* begin *

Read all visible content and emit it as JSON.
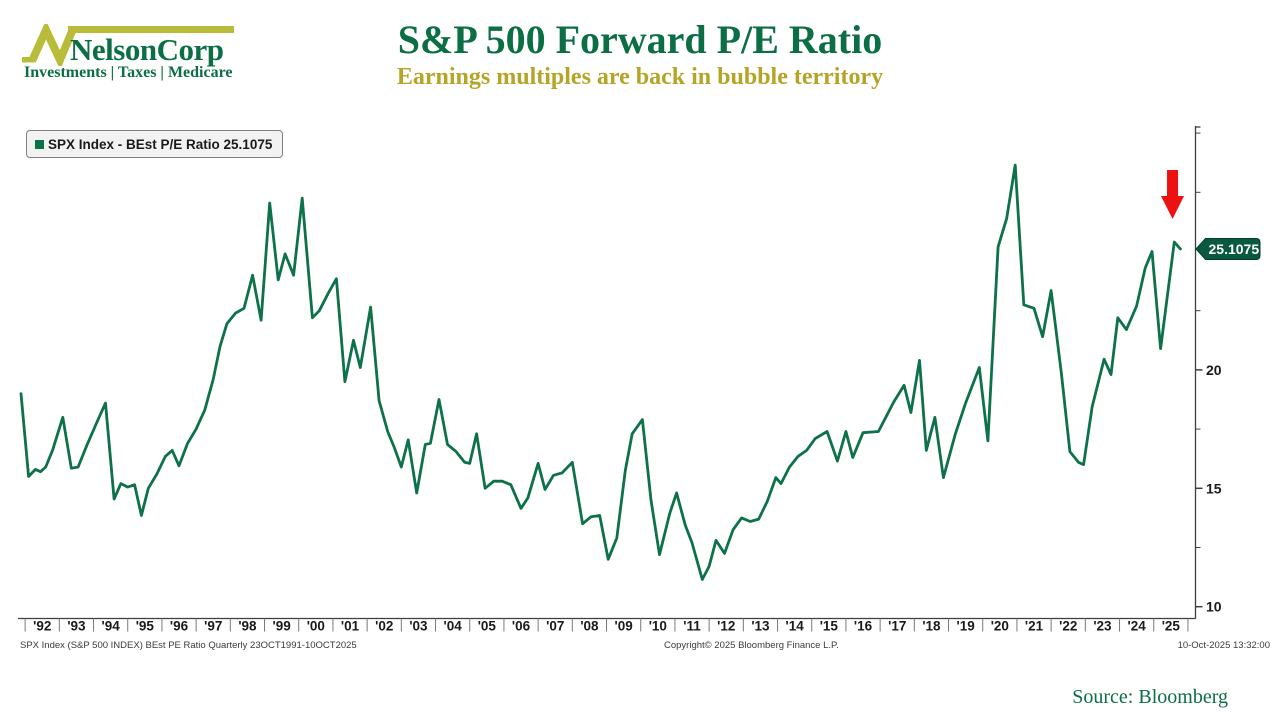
{
  "logo": {
    "name": "NelsonCorp",
    "tagline": "Investments | Taxes | Medicare"
  },
  "header": {
    "title": "S&P 500 Forward P/E Ratio",
    "subtitle": "Earnings multiples are back in bubble territory"
  },
  "legend": {
    "label": "SPX Index - BEst P/E Ratio 25.1075"
  },
  "footnotes": {
    "left": "SPX Index (S&P 500 INDEX) BEst PE Ratio Quarterly 23OCT1991-10OCT2025",
    "center": "Copyright© 2025 Bloomberg Finance L.P.",
    "right": "10-Oct-2025 13:32:00"
  },
  "source_label": "Source: Bloomberg",
  "colors": {
    "line": "#0d7149",
    "brand_green": "#0b6e45",
    "brand_chartreuse": "#b9bc38",
    "subtitle_gold": "#b5a426",
    "tag_bg": "#085940",
    "tag_text": "#ffffff",
    "arrow_red": "#ee1111",
    "axis": "#3f3f3f",
    "tick_label": "#1a1a1a"
  },
  "chart_data": {
    "type": "line",
    "title": "S&P 500 Forward P/E Ratio",
    "xlabel": "",
    "ylabel": "",
    "grid": false,
    "legend_position": "top-left",
    "x_range_years": [
      1991.85,
      2025.78
    ],
    "ylim": [
      9.5,
      30.3
    ],
    "y_axis": {
      "ticks_labeled": [
        10,
        15,
        20
      ],
      "ticks_minor": [
        12.5,
        17.5,
        22.5,
        27.5,
        30
      ],
      "side": "right"
    },
    "x_axis": {
      "labels": [
        "'92",
        "'93",
        "'94",
        "'95",
        "'96",
        "'97",
        "'98",
        "'99",
        "'00",
        "'01",
        "'02",
        "'03",
        "'04",
        "'05",
        "'06",
        "'07",
        "'08",
        "'09",
        "'10",
        "'11",
        "'12",
        "'13",
        "'14",
        "'15",
        "'16",
        "'17",
        "'18",
        "'19",
        "'20",
        "'21",
        "'22",
        "'23",
        "'24",
        "'25"
      ],
      "first_year": 1992
    },
    "last_value": 25.1075,
    "value_tag": {
      "text": "25.1075"
    },
    "annotation": {
      "type": "down-arrow",
      "x_year": 2025.55,
      "color": "#ee1111"
    },
    "series": [
      {
        "name": "SPX Index - BEst P/E Ratio",
        "points": [
          [
            1991.88,
            19.0
          ],
          [
            1992.1,
            15.5
          ],
          [
            1992.3,
            15.8
          ],
          [
            1992.45,
            15.7
          ],
          [
            1992.6,
            15.9
          ],
          [
            1992.8,
            16.6
          ],
          [
            1993.1,
            18.0
          ],
          [
            1993.35,
            15.85
          ],
          [
            1993.55,
            15.9
          ],
          [
            1993.8,
            16.8
          ],
          [
            1994.1,
            17.8
          ],
          [
            1994.35,
            18.6
          ],
          [
            1994.6,
            14.55
          ],
          [
            1994.8,
            15.2
          ],
          [
            1995.0,
            15.05
          ],
          [
            1995.2,
            15.15
          ],
          [
            1995.4,
            13.85
          ],
          [
            1995.6,
            15.0
          ],
          [
            1995.85,
            15.6
          ],
          [
            1996.1,
            16.35
          ],
          [
            1996.3,
            16.6
          ],
          [
            1996.5,
            15.95
          ],
          [
            1996.75,
            16.9
          ],
          [
            1997.0,
            17.5
          ],
          [
            1997.25,
            18.3
          ],
          [
            1997.5,
            19.6
          ],
          [
            1997.7,
            21.0
          ],
          [
            1997.9,
            21.95
          ],
          [
            1998.15,
            22.4
          ],
          [
            1998.4,
            22.6
          ],
          [
            1998.65,
            24.0
          ],
          [
            1998.9,
            22.1
          ],
          [
            1999.15,
            27.05
          ],
          [
            1999.4,
            23.8
          ],
          [
            1999.6,
            24.9
          ],
          [
            1999.85,
            24.0
          ],
          [
            2000.1,
            27.25
          ],
          [
            2000.4,
            22.2
          ],
          [
            2000.6,
            22.5
          ],
          [
            2000.85,
            23.2
          ],
          [
            2001.1,
            23.85
          ],
          [
            2001.35,
            19.5
          ],
          [
            2001.6,
            21.25
          ],
          [
            2001.8,
            20.1
          ],
          [
            2002.1,
            22.65
          ],
          [
            2002.35,
            18.7
          ],
          [
            2002.6,
            17.4
          ],
          [
            2002.8,
            16.7
          ],
          [
            2003.0,
            15.9
          ],
          [
            2003.2,
            17.05
          ],
          [
            2003.45,
            14.8
          ],
          [
            2003.7,
            16.85
          ],
          [
            2003.85,
            16.9
          ],
          [
            2004.1,
            18.75
          ],
          [
            2004.35,
            16.85
          ],
          [
            2004.6,
            16.55
          ],
          [
            2004.85,
            16.1
          ],
          [
            2005.0,
            16.05
          ],
          [
            2005.2,
            17.3
          ],
          [
            2005.45,
            15.0
          ],
          [
            2005.7,
            15.3
          ],
          [
            2005.95,
            15.3
          ],
          [
            2006.2,
            15.15
          ],
          [
            2006.5,
            14.15
          ],
          [
            2006.7,
            14.6
          ],
          [
            2007.0,
            16.05
          ],
          [
            2007.2,
            14.95
          ],
          [
            2007.45,
            15.55
          ],
          [
            2007.7,
            15.65
          ],
          [
            2008.0,
            16.1
          ],
          [
            2008.3,
            13.5
          ],
          [
            2008.55,
            13.8
          ],
          [
            2008.8,
            13.85
          ],
          [
            2009.05,
            12.0
          ],
          [
            2009.3,
            12.9
          ],
          [
            2009.55,
            15.75
          ],
          [
            2009.75,
            17.3
          ],
          [
            2010.05,
            17.9
          ],
          [
            2010.3,
            14.5
          ],
          [
            2010.55,
            12.2
          ],
          [
            2010.85,
            13.95
          ],
          [
            2011.05,
            14.8
          ],
          [
            2011.3,
            13.45
          ],
          [
            2011.5,
            12.7
          ],
          [
            2011.8,
            11.15
          ],
          [
            2012.0,
            11.7
          ],
          [
            2012.2,
            12.8
          ],
          [
            2012.45,
            12.25
          ],
          [
            2012.7,
            13.25
          ],
          [
            2012.95,
            13.75
          ],
          [
            2013.2,
            13.6
          ],
          [
            2013.45,
            13.7
          ],
          [
            2013.7,
            14.45
          ],
          [
            2013.95,
            15.45
          ],
          [
            2014.1,
            15.2
          ],
          [
            2014.35,
            15.9
          ],
          [
            2014.6,
            16.35
          ],
          [
            2014.85,
            16.6
          ],
          [
            2015.1,
            17.1
          ],
          [
            2015.45,
            17.4
          ],
          [
            2015.75,
            16.15
          ],
          [
            2016.0,
            17.4
          ],
          [
            2016.2,
            16.3
          ],
          [
            2016.5,
            17.35
          ],
          [
            2016.95,
            17.4
          ],
          [
            2017.4,
            18.65
          ],
          [
            2017.7,
            19.35
          ],
          [
            2017.9,
            18.2
          ],
          [
            2018.15,
            20.4
          ],
          [
            2018.35,
            16.6
          ],
          [
            2018.6,
            18.0
          ],
          [
            2018.85,
            15.45
          ],
          [
            2019.2,
            17.3
          ],
          [
            2019.5,
            18.6
          ],
          [
            2019.9,
            20.1
          ],
          [
            2020.15,
            17.0
          ],
          [
            2020.45,
            25.2
          ],
          [
            2020.7,
            26.4
          ],
          [
            2020.95,
            28.65
          ],
          [
            2021.2,
            22.75
          ],
          [
            2021.5,
            22.6
          ],
          [
            2021.75,
            21.4
          ],
          [
            2022.0,
            23.35
          ],
          [
            2022.3,
            19.85
          ],
          [
            2022.55,
            16.55
          ],
          [
            2022.8,
            16.1
          ],
          [
            2022.95,
            16.0
          ],
          [
            2023.2,
            18.45
          ],
          [
            2023.55,
            20.45
          ],
          [
            2023.75,
            19.8
          ],
          [
            2023.95,
            22.2
          ],
          [
            2024.2,
            21.7
          ],
          [
            2024.5,
            22.7
          ],
          [
            2024.75,
            24.3
          ],
          [
            2024.95,
            25.0
          ],
          [
            2025.2,
            20.9
          ],
          [
            2025.6,
            25.4
          ],
          [
            2025.78,
            25.1075
          ]
        ]
      }
    ]
  }
}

* end *

** What needs to be done **
Look through the entries above for the word "left". Copy every line where it shows up.

** Output of the task **
    "left": "SPX Index (S&P 500 INDEX) BEst PE Ratio Quarterly 23OCT1991-10OCT2025",
    "legend_position": "top-left",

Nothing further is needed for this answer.